==== RECORDS ====
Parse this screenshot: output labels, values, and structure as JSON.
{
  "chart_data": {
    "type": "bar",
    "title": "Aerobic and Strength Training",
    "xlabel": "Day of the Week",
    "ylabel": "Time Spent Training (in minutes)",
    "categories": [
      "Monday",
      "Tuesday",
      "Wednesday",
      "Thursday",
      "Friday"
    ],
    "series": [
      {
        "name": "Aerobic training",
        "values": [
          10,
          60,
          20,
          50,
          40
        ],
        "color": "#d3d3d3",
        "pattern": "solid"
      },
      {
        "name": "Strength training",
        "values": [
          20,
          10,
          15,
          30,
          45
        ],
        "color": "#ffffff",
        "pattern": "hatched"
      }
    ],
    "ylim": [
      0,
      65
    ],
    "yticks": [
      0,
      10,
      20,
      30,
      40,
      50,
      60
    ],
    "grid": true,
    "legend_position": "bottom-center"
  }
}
====
EXERCISE DESCRIPTION:
Where a line contains the string "name", extract that line.

THE COMPLETED TASK:
        "name": "Aerobic training",
        "name": "Strength training",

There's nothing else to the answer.